Repeat the material verbatim. Images are excluded from the copy.

======== Data to process ========

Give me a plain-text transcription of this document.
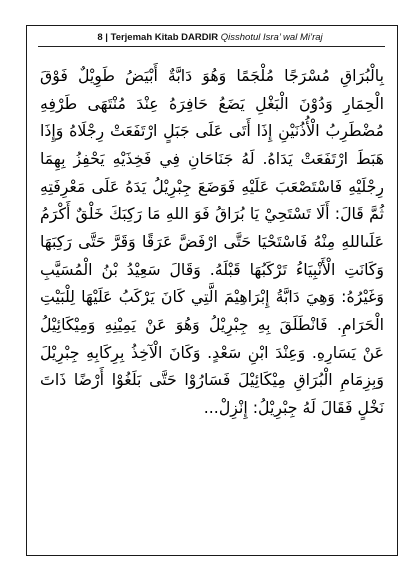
8 | Terjemah Kitab DARDIR Qisshotul Isra’ wal Mi’raj
بِالْبُرَاقِ مُسْرَجًا مُلْجَمًا وَهُوَ دَابَّةٌ أَبْيَضُ طَوِيْلٌ فَوْقَ
الْحِمَارِ وَدُوْنَ الْبَغْلِ يَضَعُ حَافِرَهُ عِنْدَ مُنْتَهَى طَرْفِهِ
مُضْطَرِبُ الْأُذُنَيْنِ إِذَا أَتَى عَلَى جَبَلٍ ارْتَفَعَتْ رِجْلَاهُ وَإِذَا
هَبَطَ ارْتَفَعَتْ يَدَاهُ. لَهُ جَنَاحَانِ فِي فَخِذَيْهِ يَحْفِزُ بِهِمَا
رِجْلَيْهِ فَاسْتَصْعَبَ عَلَيْهِ فَوَضَعَ جِبْرِيْلُ يَدَهُ عَلَى مَعْرِفَتِهِ
ثُمَّ قَالَ: أَلَا تَسْتَحِيْ يَا بُرَاقُ فَوَ اللهِ مَا رَكِبَكَ خَلْقٌ أَكْرَمُ
عَلَىاللهِ مِنْهُ فَاسْتَحْيَا حَتَّى ارْفَضَّ عَرَقًا وَقَرَّ حَتَّى رَكِبَهَا
وَكَانَتِ الْأَنْبِيَاءُ تَرْكَبُهَا قَبْلَهُ. وَقَالَ سَعِيْدُ بْنُ الْمُسَيَّبِ
وَغَيْرُهُ: وَهِيَ دَابَّةُ إِبْرَاهِيْمَ الَّتِي كَانَ يَرْكَبُ عَلَيْهَا لِلْبَيْتِ
الْحَرَامِ. فَانْطَلَقَ بِهِ جِبْرِيْلُ وَهُوَ عَنْ يَمِيْنِهِ وَمِيْكَائِيْلُ
عَنْ يَسَارِهِ. وَعِنْدَ ابْنِ سَعْدٍ. وَكَانَ الْآخِذُ بِرِكَابِهِ جِبْرِيْلَ
وَبِزِمَامِ الْبُرَاقِ مِيْكَائِيْلَ فَسَارُوْا حَتَّى بَلَغُوْا أَرْضًا ذَاتَ
نَخْلٍ فَقَالَ لَهُ جِبْرِيْلُ: إِنْزِلْ...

========

**Response**
Give me a plain-text transcription of this document.
8 | Terjemah Kitab DARDIR Qisshotul Isra’ wal Mi’raj
بِالْبُرَاقِ مُسْرَجًا مُلْجَمًا وَهُوَ دَابَّةٌ أَبْيَضُ طَوِيْلٌ فَوْقَ
الْحِمَارِ وَدُوْنَ الْبَغْلِ يَضَعُ حَافِرَهُ عِنْدَ مُنْتَهَى طَرْفِهِ
مُضْطَرِبُ الْأُذُنَيْنِ إِذَا أَتَى عَلَى جَبَلٍ ارْتَفَعَتْ رِجْلَاهُ وَإِذَا
هَبَطَ ارْتَفَعَتْ يَدَاهُ. لَهُ جَنَاحَانِ فِي فَخِذَيْهِ يَحْفِزُ بِهِمَا
رِجْلَيْهِ فَاسْتَصْعَبَ عَلَيْهِ فَوَضَعَ جِبْرِيْلُ يَدَهُ عَلَى مَعْرِفَتِهِ
ثُمَّ قَالَ: أَلَا تَسْتَحِيْ يَا بُرَاقُ فَوَ اللهِ مَا رَكِبَكَ خَلْقٌ أَكْرَمُ
عَلَىاللهِ مِنْهُ فَاسْتَحْيَا حَتَّى ارْفَضَّ عَرَقًا وَقَرَّ حَتَّى رَكِبَهَا
وَكَانَتِ الْأَنْبِيَاءُ تَرْكَبُهَا قَبْلَهُ. وَقَالَ سَعِيْدُ بْنُ الْمُسَيَّبِ
وَغَيْرُهُ: وَهِيَ دَابَّةُ إِبْرَاهِيْمَ الَّتِي كَانَ يَرْكَبُ عَلَيْهَا لِلْبَيْتِ
الْحَرَامِ. فَانْطَلَقَ بِهِ جِبْرِيْلُ وَهُوَ عَنْ يَمِيْنِهِ وَمِيْكَائِيْلُ
عَنْ يَسَارِهِ. وَعِنْدَ ابْنِ سَعْدٍ. وَكَانَ الْآخِذُ بِرِكَابِهِ جِبْرِيْلَ
وَبِزِمَامِ الْبُرَاقِ مِيْكَائِيْلَ فَسَارُوْا حَتَّى بَلَغُوْا أَرْضًا ذَاتَ
نَخْلٍ فَقَالَ لَهُ جِبْرِيْلُ: إِنْزِلْ...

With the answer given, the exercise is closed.